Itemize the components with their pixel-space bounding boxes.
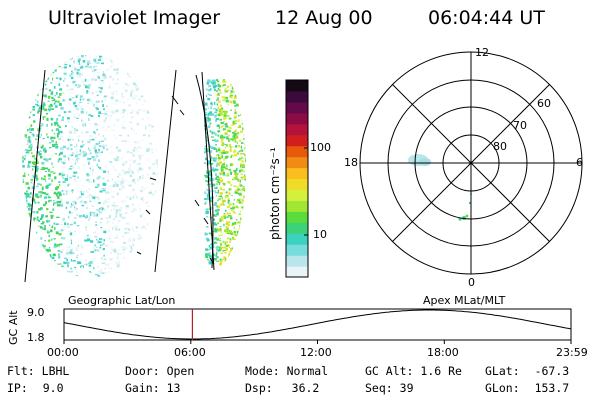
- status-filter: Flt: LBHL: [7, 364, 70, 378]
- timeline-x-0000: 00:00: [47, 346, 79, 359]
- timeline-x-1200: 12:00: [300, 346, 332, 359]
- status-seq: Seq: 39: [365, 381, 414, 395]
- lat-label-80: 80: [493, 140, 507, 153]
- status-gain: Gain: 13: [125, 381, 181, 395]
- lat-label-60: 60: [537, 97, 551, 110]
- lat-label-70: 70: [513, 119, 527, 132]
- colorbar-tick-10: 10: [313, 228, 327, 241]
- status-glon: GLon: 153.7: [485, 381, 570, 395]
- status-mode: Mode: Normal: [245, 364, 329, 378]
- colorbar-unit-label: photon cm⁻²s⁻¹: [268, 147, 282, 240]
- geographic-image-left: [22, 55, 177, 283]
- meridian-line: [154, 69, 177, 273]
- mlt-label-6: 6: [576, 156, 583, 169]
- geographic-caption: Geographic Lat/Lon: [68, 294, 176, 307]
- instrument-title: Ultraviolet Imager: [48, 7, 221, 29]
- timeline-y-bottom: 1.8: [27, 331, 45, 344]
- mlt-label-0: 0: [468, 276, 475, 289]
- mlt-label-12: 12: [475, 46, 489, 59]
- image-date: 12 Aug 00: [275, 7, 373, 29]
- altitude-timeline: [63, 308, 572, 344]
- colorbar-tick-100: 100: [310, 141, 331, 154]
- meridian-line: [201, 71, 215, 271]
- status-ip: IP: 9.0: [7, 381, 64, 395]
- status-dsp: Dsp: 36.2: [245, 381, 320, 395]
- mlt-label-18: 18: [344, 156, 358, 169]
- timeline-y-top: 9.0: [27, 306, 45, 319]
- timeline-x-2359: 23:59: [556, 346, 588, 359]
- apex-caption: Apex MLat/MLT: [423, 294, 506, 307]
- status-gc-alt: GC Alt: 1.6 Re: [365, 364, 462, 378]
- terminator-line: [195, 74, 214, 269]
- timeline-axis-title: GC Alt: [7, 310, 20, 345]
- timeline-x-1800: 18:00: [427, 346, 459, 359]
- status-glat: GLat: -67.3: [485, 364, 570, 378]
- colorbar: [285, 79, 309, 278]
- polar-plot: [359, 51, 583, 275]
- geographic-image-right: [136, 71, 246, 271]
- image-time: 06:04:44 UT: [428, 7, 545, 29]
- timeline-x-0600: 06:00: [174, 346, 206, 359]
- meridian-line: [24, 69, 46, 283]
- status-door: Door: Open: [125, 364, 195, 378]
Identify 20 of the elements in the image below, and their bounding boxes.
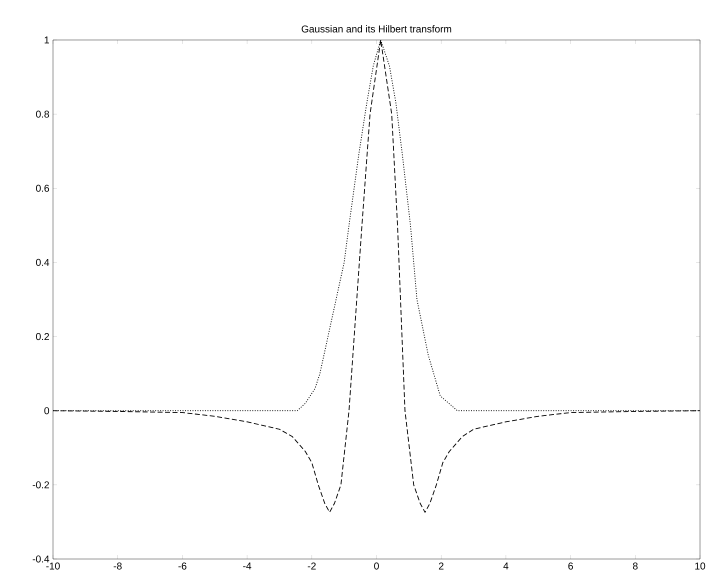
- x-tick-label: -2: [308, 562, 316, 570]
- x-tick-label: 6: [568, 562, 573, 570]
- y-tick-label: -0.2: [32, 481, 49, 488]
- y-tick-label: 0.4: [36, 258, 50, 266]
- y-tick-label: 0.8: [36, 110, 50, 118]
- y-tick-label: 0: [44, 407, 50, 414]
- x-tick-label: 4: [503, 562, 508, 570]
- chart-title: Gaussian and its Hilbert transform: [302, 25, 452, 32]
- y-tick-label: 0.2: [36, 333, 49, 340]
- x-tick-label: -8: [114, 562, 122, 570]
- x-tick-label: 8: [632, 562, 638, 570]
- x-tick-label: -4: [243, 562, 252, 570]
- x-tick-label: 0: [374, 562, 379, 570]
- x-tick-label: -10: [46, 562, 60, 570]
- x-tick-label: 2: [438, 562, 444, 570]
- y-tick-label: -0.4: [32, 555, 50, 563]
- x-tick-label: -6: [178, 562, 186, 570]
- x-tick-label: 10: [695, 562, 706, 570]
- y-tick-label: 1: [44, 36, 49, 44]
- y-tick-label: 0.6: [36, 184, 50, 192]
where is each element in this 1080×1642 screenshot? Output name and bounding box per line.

• [Exercise description]
Please extract every line of the data above, copying each one word for word and omitting the pictures.

• [Problem solution]
Itemize the components with their pixel-space bounding boxes.
- status-filter: Flt: LBHL: [7, 364, 70, 378]
- timeline-x-0000: 00:00: [47, 346, 79, 359]
- timeline-x-1200: 12:00: [300, 346, 332, 359]
- status-seq: Seq: 39: [365, 381, 414, 395]
- lat-label-80: 80: [493, 140, 507, 153]
- status-gain: Gain: 13: [125, 381, 181, 395]
- lat-label-60: 60: [537, 97, 551, 110]
- lat-label-70: 70: [513, 119, 527, 132]
- colorbar-tick-10: 10: [313, 228, 327, 241]
- status-glon: GLon: 153.7: [485, 381, 570, 395]
- status-mode: Mode: Normal: [245, 364, 329, 378]
- colorbar-unit-label: photon cm⁻²s⁻¹: [268, 147, 282, 240]
- geographic-image-left: [22, 55, 177, 283]
- meridian-line: [154, 69, 177, 273]
- mlt-label-6: 6: [576, 156, 583, 169]
- geographic-caption: Geographic Lat/Lon: [68, 294, 176, 307]
- instrument-title: Ultraviolet Imager: [48, 7, 221, 29]
- timeline-y-bottom: 1.8: [27, 331, 45, 344]
- mlt-label-0: 0: [468, 276, 475, 289]
- mlt-label-12: 12: [475, 46, 489, 59]
- image-date: 12 Aug 00: [275, 7, 373, 29]
- altitude-timeline: [63, 308, 572, 344]
- colorbar-tick-100: 100: [310, 141, 331, 154]
- meridian-line: [201, 71, 215, 271]
- status-ip: IP: 9.0: [7, 381, 64, 395]
- status-dsp: Dsp: 36.2: [245, 381, 320, 395]
- mlt-label-18: 18: [344, 156, 358, 169]
- timeline-y-top: 9.0: [27, 306, 45, 319]
- timeline-x-2359: 23:59: [556, 346, 588, 359]
- apex-caption: Apex MLat/MLT: [423, 294, 506, 307]
- status-gc-alt: GC Alt: 1.6 Re: [365, 364, 462, 378]
- terminator-line: [195, 74, 214, 269]
- timeline-axis-title: GC Alt: [7, 310, 20, 345]
- timeline-x-1800: 18:00: [427, 346, 459, 359]
- status-glat: GLat: -67.3: [485, 364, 570, 378]
- colorbar: [285, 79, 309, 278]
- polar-plot: [359, 51, 583, 275]
- geographic-image-right: [136, 71, 246, 271]
- image-time: 06:04:44 UT: [428, 7, 545, 29]
- timeline-x-0600: 06:00: [174, 346, 206, 359]
- meridian-line: [24, 69, 46, 283]
- status-door: Door: Open: [125, 364, 195, 378]
Identify 20 of the elements in the image below, and their bounding boxes.
- x-tick-label: -2: [308, 562, 316, 570]
- x-tick-label: 6: [568, 562, 573, 570]
- y-tick-label: -0.2: [32, 481, 49, 488]
- y-tick-label: 0.4: [36, 258, 50, 266]
- y-tick-label: 0.8: [36, 110, 50, 118]
- y-tick-label: 0: [44, 407, 50, 414]
- x-tick-label: 4: [503, 562, 508, 570]
- chart-title: Gaussian and its Hilbert transform: [302, 25, 452, 32]
- y-tick-label: 0.2: [36, 333, 49, 340]
- x-tick-label: -8: [114, 562, 122, 570]
- x-tick-label: 8: [632, 562, 638, 570]
- x-tick-label: -4: [243, 562, 252, 570]
- x-tick-label: 0: [374, 562, 379, 570]
- x-tick-label: -10: [46, 562, 60, 570]
- x-tick-label: 2: [438, 562, 444, 570]
- y-tick-label: -0.4: [32, 555, 50, 563]
- x-tick-label: -6: [178, 562, 186, 570]
- x-tick-label: 10: [695, 562, 706, 570]
- y-tick-label: 1: [44, 36, 49, 44]
- y-tick-label: 0.6: [36, 184, 50, 192]
where is each element in this 1080×1642 screenshot? Output name and bounding box per line.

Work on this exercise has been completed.